> ENTRIES
>>>

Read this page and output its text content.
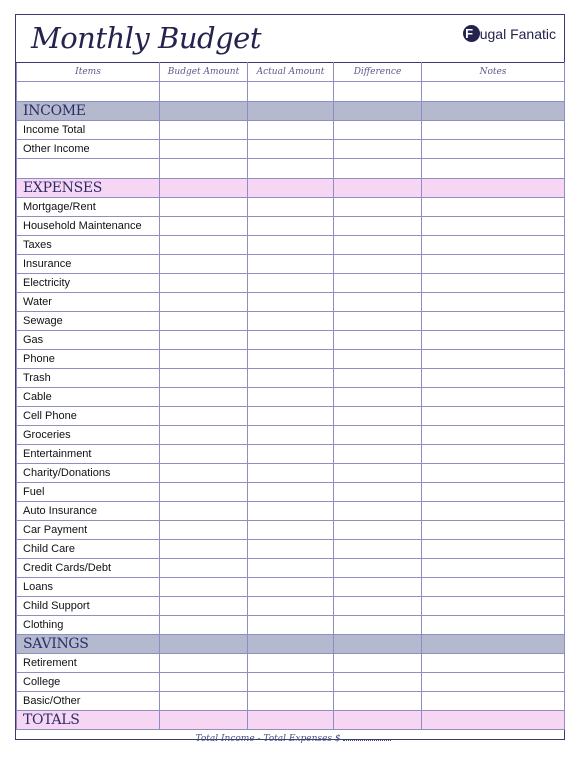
Monthly Budget	F rugal Fanatic
Items	Budget Amount	Actual Amount	Difference	Notes

INCOME				
Income Total				
Other Income				

EXPENSES				
Mortgage/Rent				
Household Maintenance				
Taxes				
Insurance				
Electricity				
Water				
Sewage				
Gas				
Phone				
Trash				
Cable				
Cell Phone				
Groceries				
Entertainment				
Charity/Donations				
Fuel				
Auto Insurance				
Car Payment				
Child Care				
Credit Cards/Debt				
Loans				
Child Support				
Clothing				
SAVINGS				
Retirement				
College				
Basic/Other				
TOTALS				
Total Income - Total Expenses $				
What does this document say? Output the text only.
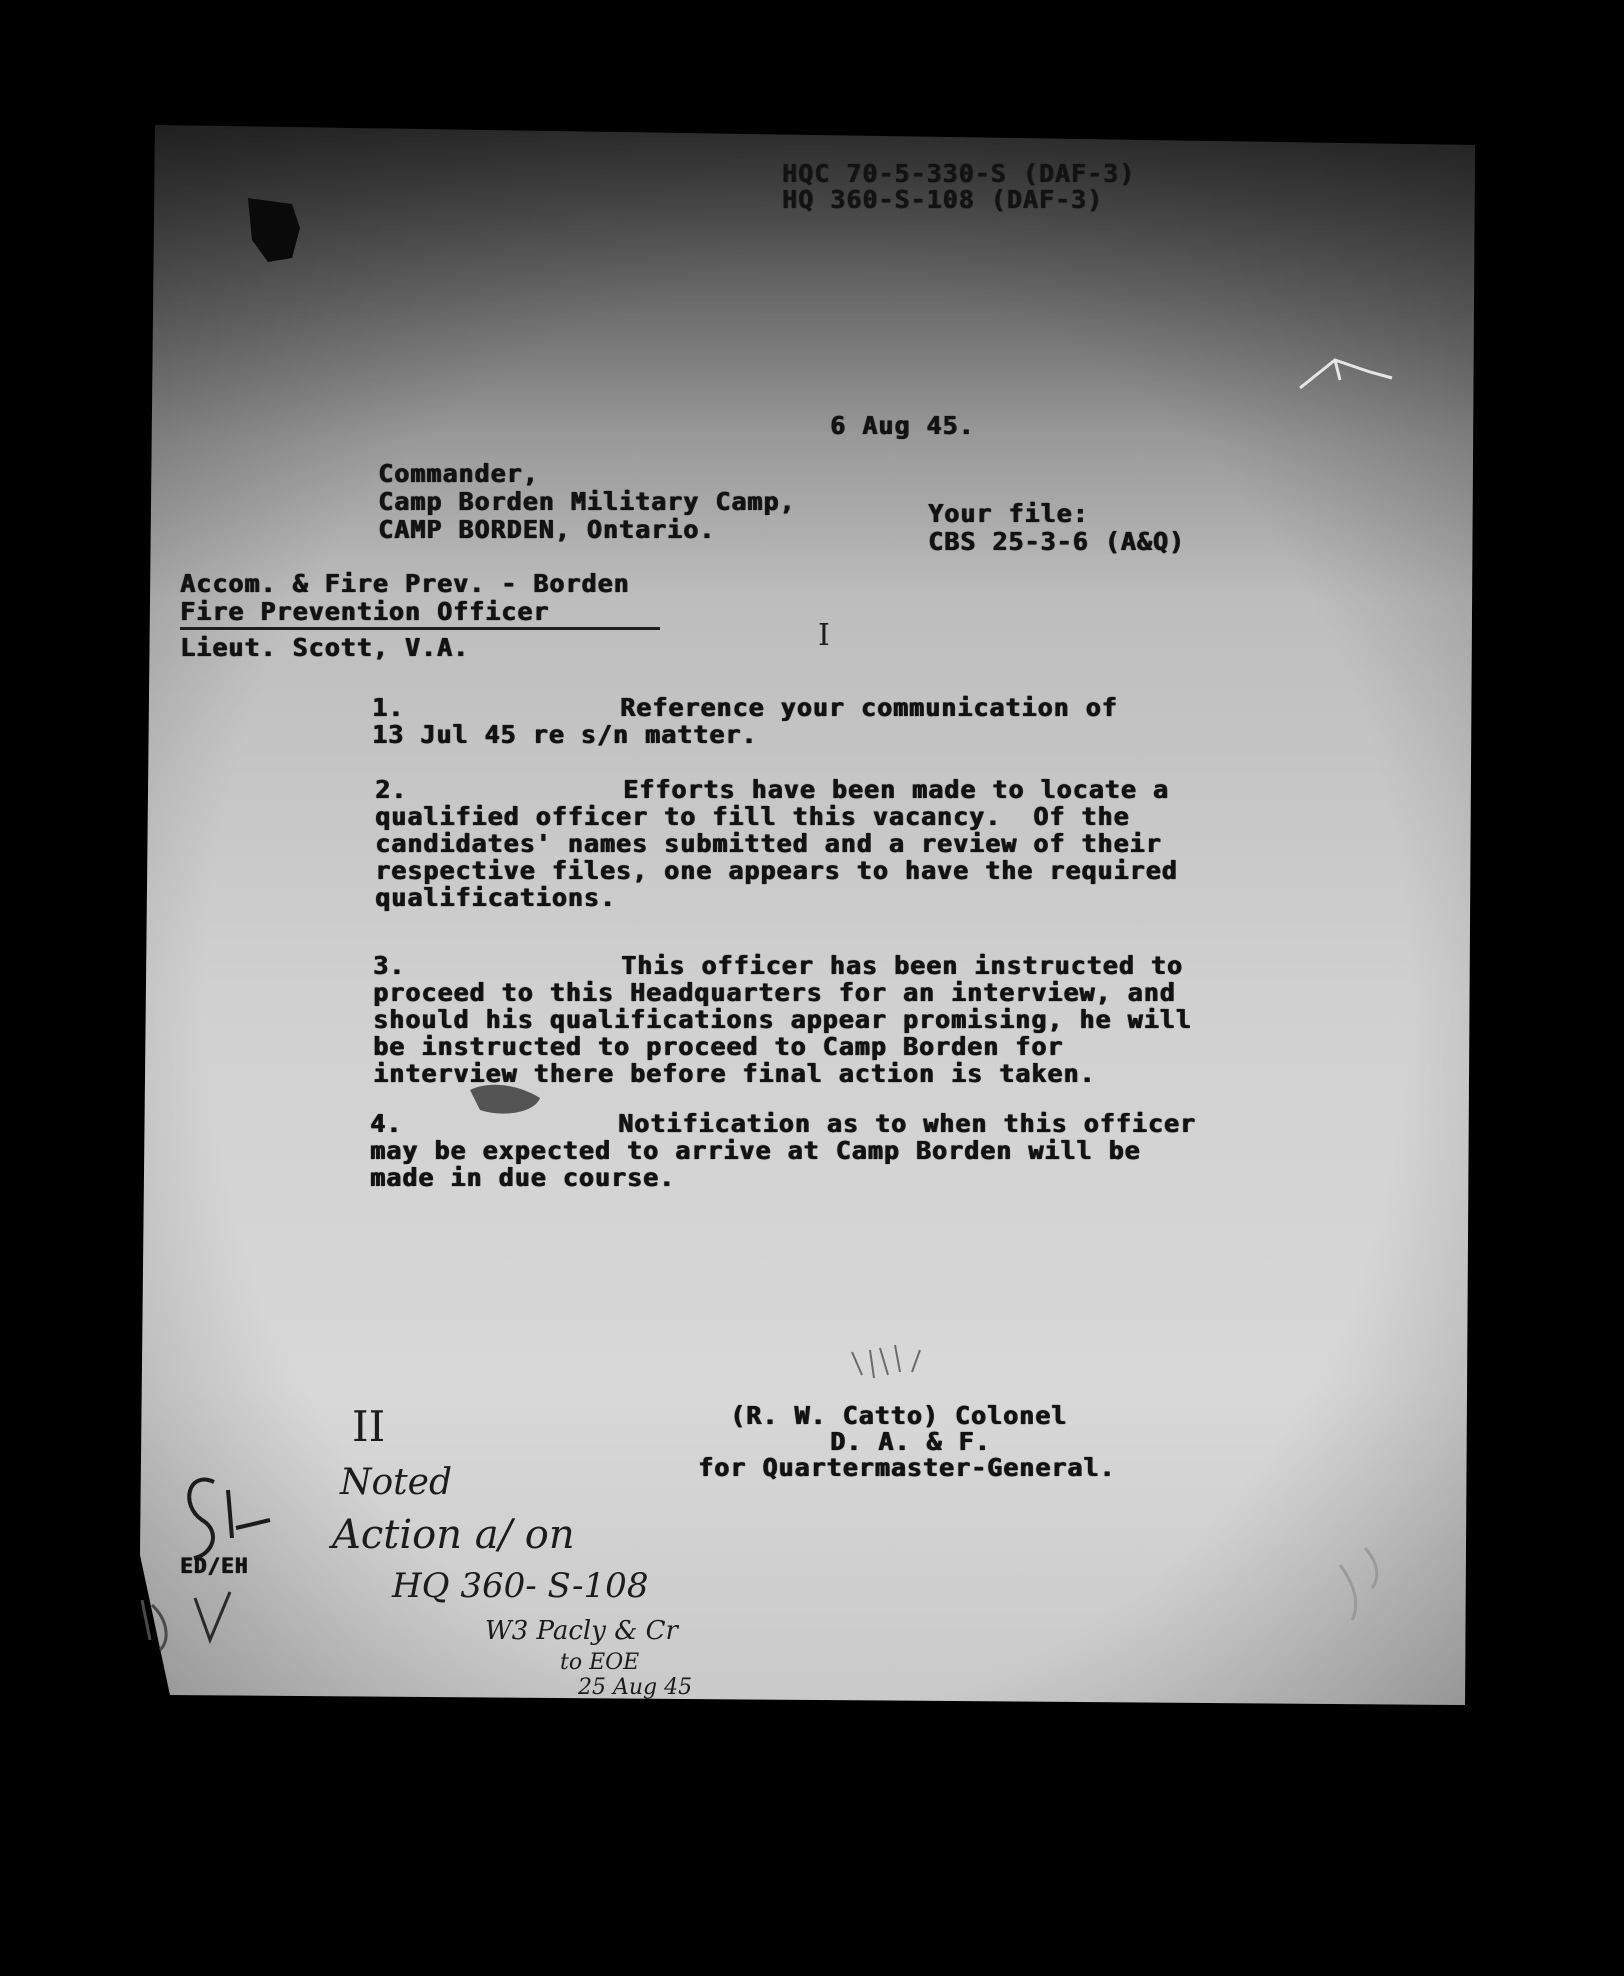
HQC 70-5-330-S (DAF-3)
HQ 360-S-108 (DAF-3)
6 Aug 45.
Commander,
Camp Borden Military Camp,
CAMP BORDEN, Ontario.
Your file:
CBS 25-3-6 (A&Q)
Accom. & Fire Prev. - Borden
Fire Prevention Officer
Lieut. Scott, V.A.	I
1.	Reference your communication of
13 Jul 45 re s/n matter.
2.	Efforts have been made to locate a
qualified officer to fill this vacancy.  Of the
candidates' names submitted and a review of their
respective files, one appears to have the required
qualifications.
3.	This officer has been instructed to
proceed to this Headquarters for an interview, and
should his qualifications appear promising, he will
be instructed to proceed to Camp Borden for
interview there before final action is taken.
4.	Notification as to when this officer
may be expected to arrive at Camp Borden will be
made in due course.
(R. W. Catto) Colonel
D. A. & F.
for Quartermaster-General.
ED/EH
II
Noted
Action a/ on
HQ 360- S-108
W3 Pacly & Cr
to EOE
25 Aug 45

<<<

> REQUIRED TASK
Scan the lines above for "proceed", then copy every one that has it.

> SOLUTION FOR THIS EXERCISE
proceed to this Headquarters for an interview, and
be instructed to proceed to Camp Borden for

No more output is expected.